Exercise objective:
Look over the entries that follow and work out how many lines contain "Enfermedades". State the number only.

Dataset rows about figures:
--------------------------------------------------

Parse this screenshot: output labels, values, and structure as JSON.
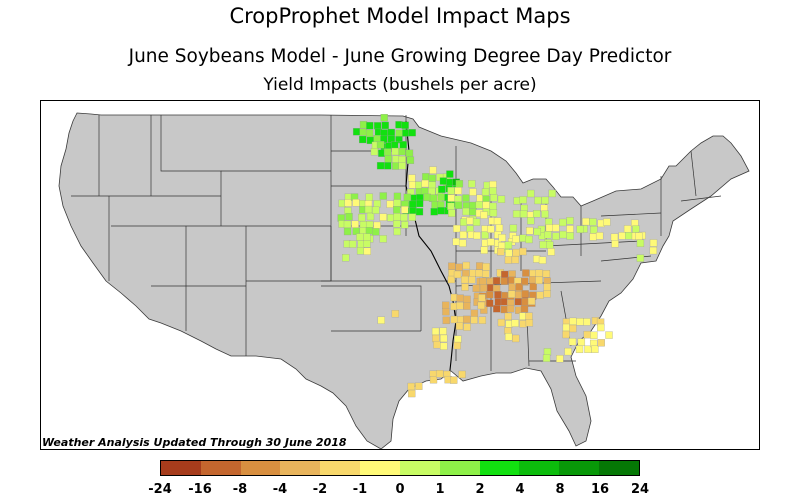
{
  "header": {
    "title": "CropProphet Model Impact Maps",
    "subtitle": "June Soybeans Model - June Growing Degree Day Predictor",
    "metric": "Yield Impacts (bushels per acre)"
  },
  "map": {
    "footnote": "Weather Analysis Updated Through 30 June 2018",
    "land_color": "#c8c8c8",
    "border_color": "#3a3a3a"
  },
  "legend": {
    "ticks": [
      "-24",
      "-16",
      "-8",
      "-4",
      "-2",
      "-1",
      "0",
      "1",
      "2",
      "4",
      "8",
      "16",
      "24"
    ],
    "colors": [
      "#a63c1c",
      "#c4662e",
      "#d88f40",
      "#e8b45c",
      "#f8d86c",
      "#fffa78",
      "#c8fc64",
      "#8ef048",
      "#12e010",
      "#0cbc0c",
      "#089808",
      "#057805"
    ]
  }
}
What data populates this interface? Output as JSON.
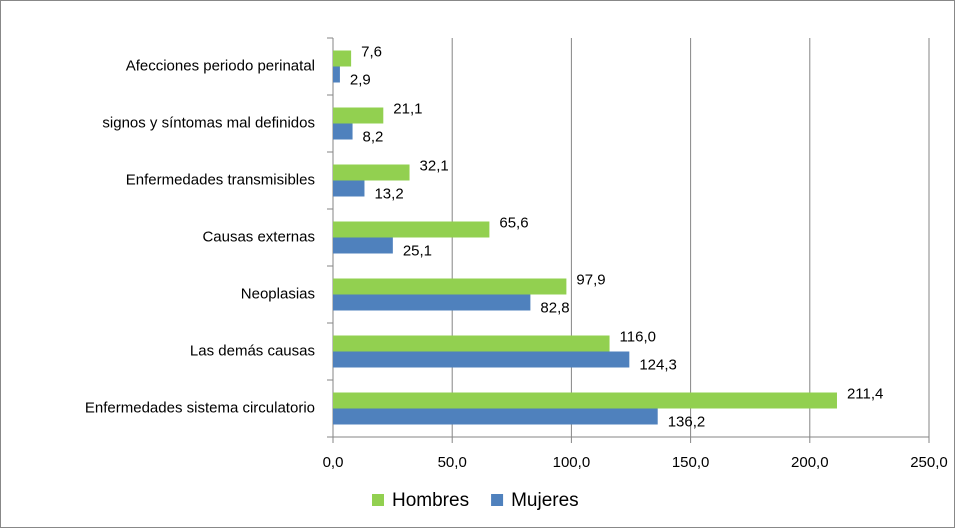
{
  "chart_data": {
    "type": "barh",
    "categories": [
      "Afecciones periodo perinatal",
      "signos y síntomas mal definidos",
      "Enfermedades transmisibles",
      "Causas externas",
      "Neoplasias",
      "Las demás causas",
      "Enfermedades sistema circulatorio"
    ],
    "series": [
      {
        "name": "Hombres",
        "color": "#92d050",
        "values": [
          7.6,
          21.1,
          32.1,
          65.6,
          97.9,
          116.0,
          211.4
        ],
        "value_labels": [
          "7,6",
          "21,1",
          "32,1",
          "65,6",
          "97,9",
          "116,0",
          "211,4"
        ]
      },
      {
        "name": "Mujeres",
        "color": "#4f81bd",
        "values": [
          2.9,
          8.2,
          13.2,
          25.1,
          82.8,
          124.3,
          136.2
        ],
        "value_labels": [
          "2,9",
          "8,2",
          "13,2",
          "25,1",
          "82,8",
          "124,3",
          "136,2"
        ]
      }
    ],
    "xlim": [
      0,
      250
    ],
    "xticks": [
      {
        "value": 0,
        "label": "0,0"
      },
      {
        "value": 50,
        "label": "50,0"
      },
      {
        "value": 100,
        "label": "100,0"
      },
      {
        "value": 150,
        "label": "150,0"
      },
      {
        "value": 200,
        "label": "200,0"
      },
      {
        "value": 250,
        "label": "250,0"
      }
    ],
    "grid": true,
    "legend": "bottom"
  }
}
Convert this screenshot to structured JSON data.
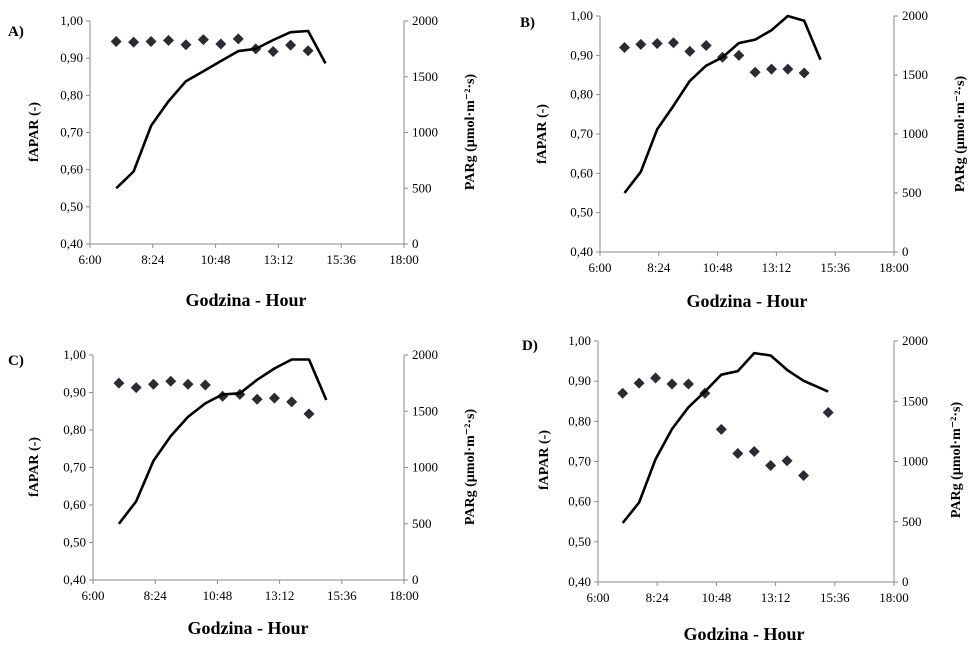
{
  "chart_data": [
    {
      "type": "line",
      "panel_label": "A)",
      "xlabel": "Godzina - Hour",
      "ylabel_left": "fAPAR (-)",
      "ylabel_right": "PARg (µmol·m⁻²·s)",
      "xticks": [
        "6:00",
        "8:24",
        "10:48",
        "13:12",
        "15:36",
        "18:00"
      ],
      "yticks_left": [
        "0,40",
        "0,50",
        "0,60",
        "0,70",
        "0,80",
        "0,90",
        "1,00"
      ],
      "yticks_right": [
        "0",
        "500",
        "1000",
        "1500",
        "2000"
      ],
      "xlim_hours": [
        6,
        18
      ],
      "ylim_left": [
        0.4,
        1.0
      ],
      "ylim_right": [
        0,
        2000
      ],
      "grid": false,
      "series": [
        {
          "marker": "diamond",
          "axis": "left",
          "x": [
            "7:00",
            "7:40",
            "8:20",
            "9:00",
            "9:40",
            "10:20",
            "11:00",
            "11:40",
            "12:20",
            "13:00",
            "13:40",
            "14:20"
          ],
          "y": [
            0.945,
            0.943,
            0.945,
            0.948,
            0.936,
            0.95,
            0.938,
            0.952,
            0.925,
            0.918,
            0.935,
            0.92
          ]
        },
        {
          "line": "solid",
          "axis": "right",
          "x": [
            "7:00",
            "7:40",
            "8:20",
            "9:00",
            "9:40",
            "10:20",
            "11:00",
            "11:40",
            "12:20",
            "13:00",
            "13:40",
            "14:20",
            "15:00"
          ],
          "y": [
            500,
            650,
            1060,
            1280,
            1460,
            1550,
            1640,
            1730,
            1750,
            1830,
            1900,
            1910,
            1620
          ]
        }
      ]
    },
    {
      "type": "line",
      "panel_label": "B)",
      "xlabel": "Godzina - Hour",
      "ylabel_left": "fAPAR (-)",
      "ylabel_right": "PARg (µmol·m⁻²·s)",
      "xticks": [
        "6:00",
        "8:24",
        "10:48",
        "13:12",
        "15:36",
        "18:00"
      ],
      "yticks_left": [
        "0,40",
        "0,50",
        "0,60",
        "0,70",
        "0,80",
        "0,90",
        "1,00"
      ],
      "yticks_right": [
        "0",
        "500",
        "1000",
        "1500",
        "2000"
      ],
      "xlim_hours": [
        6,
        18
      ],
      "ylim_left": [
        0.4,
        1.0
      ],
      "ylim_right": [
        0,
        2000
      ],
      "grid": false,
      "series": [
        {
          "marker": "diamond",
          "axis": "left",
          "x": [
            "7:00",
            "7:40",
            "8:20",
            "9:00",
            "9:40",
            "10:20",
            "11:00",
            "11:40",
            "12:20",
            "13:00",
            "13:40",
            "14:20"
          ],
          "y": [
            0.92,
            0.928,
            0.93,
            0.932,
            0.91,
            0.925,
            0.895,
            0.9,
            0.857,
            0.865,
            0.865,
            0.855
          ]
        },
        {
          "line": "solid",
          "axis": "right",
          "x": [
            "7:00",
            "7:40",
            "8:20",
            "9:00",
            "9:40",
            "10:20",
            "11:00",
            "11:40",
            "12:20",
            "13:00",
            "13:40",
            "14:20",
            "15:00"
          ],
          "y": [
            500,
            680,
            1040,
            1240,
            1450,
            1580,
            1650,
            1770,
            1800,
            1880,
            2000,
            1960,
            1630
          ]
        }
      ]
    },
    {
      "type": "line",
      "panel_label": "C)",
      "xlabel": "Godzina - Hour",
      "ylabel_left": "fAPAR (-)",
      "ylabel_right": "PARg (µmol·m⁻²·s)",
      "xticks": [
        "6:00",
        "8:24",
        "10:48",
        "13:12",
        "15:36",
        "18:00"
      ],
      "yticks_left": [
        "0,40",
        "0,50",
        "0,60",
        "0,70",
        "0,80",
        "0,90",
        "1,00"
      ],
      "yticks_right": [
        "0",
        "500",
        "1000",
        "1500",
        "2000"
      ],
      "xlim_hours": [
        6,
        18
      ],
      "ylim_left": [
        0.4,
        1.0
      ],
      "ylim_right": [
        0,
        2000
      ],
      "grid": false,
      "series": [
        {
          "marker": "diamond",
          "axis": "left",
          "x": [
            "7:00",
            "7:40",
            "8:20",
            "9:00",
            "9:40",
            "10:20",
            "11:00",
            "11:40",
            "12:20",
            "13:00",
            "13:40",
            "14:20"
          ],
          "y": [
            0.925,
            0.913,
            0.922,
            0.93,
            0.922,
            0.92,
            0.89,
            0.895,
            0.882,
            0.885,
            0.875,
            0.843
          ]
        },
        {
          "line": "solid",
          "axis": "right",
          "x": [
            "7:00",
            "7:40",
            "8:20",
            "9:00",
            "9:40",
            "10:20",
            "11:00",
            "11:40",
            "12:20",
            "13:00",
            "13:40",
            "14:20",
            "15:00"
          ],
          "y": [
            500,
            700,
            1060,
            1280,
            1450,
            1570,
            1650,
            1660,
            1780,
            1880,
            1960,
            1960,
            1600
          ]
        }
      ]
    },
    {
      "type": "line",
      "panel_label": "D)",
      "xlabel": "Godzina - Hour",
      "ylabel_left": "fAPAR (-)",
      "ylabel_right": "PARg (µmol·m⁻²·s)",
      "xticks": [
        "6:00",
        "8:24",
        "10:48",
        "13:12",
        "15:36",
        "18:00"
      ],
      "yticks_left": [
        "0,40",
        "0,50",
        "0,60",
        "0,70",
        "0,80",
        "0,90",
        "1,00"
      ],
      "yticks_right": [
        "0",
        "500",
        "1000",
        "1500",
        "2000"
      ],
      "xlim_hours": [
        6,
        18
      ],
      "ylim_left": [
        0.4,
        1.0
      ],
      "ylim_right": [
        0,
        2000
      ],
      "grid": false,
      "series": [
        {
          "marker": "diamond",
          "axis": "left",
          "x": [
            "7:00",
            "7:40",
            "8:20",
            "9:00",
            "9:40",
            "10:20",
            "11:00",
            "11:40",
            "12:20",
            "13:00",
            "13:40",
            "14:20",
            "15:20"
          ],
          "y": [
            0.87,
            0.895,
            0.908,
            0.893,
            0.893,
            0.87,
            0.78,
            0.72,
            0.725,
            0.69,
            0.702,
            0.665,
            0.822
          ]
        },
        {
          "line": "solid",
          "axis": "right",
          "x": [
            "7:00",
            "7:40",
            "8:20",
            "9:00",
            "9:40",
            "10:20",
            "11:00",
            "11:40",
            "12:20",
            "13:00",
            "13:40",
            "14:20",
            "15:20"
          ],
          "y": [
            490,
            660,
            1020,
            1270,
            1450,
            1580,
            1720,
            1750,
            1900,
            1880,
            1760,
            1670,
            1580
          ]
        }
      ]
    }
  ]
}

--------------------------------------------------

Output of the exercise:
2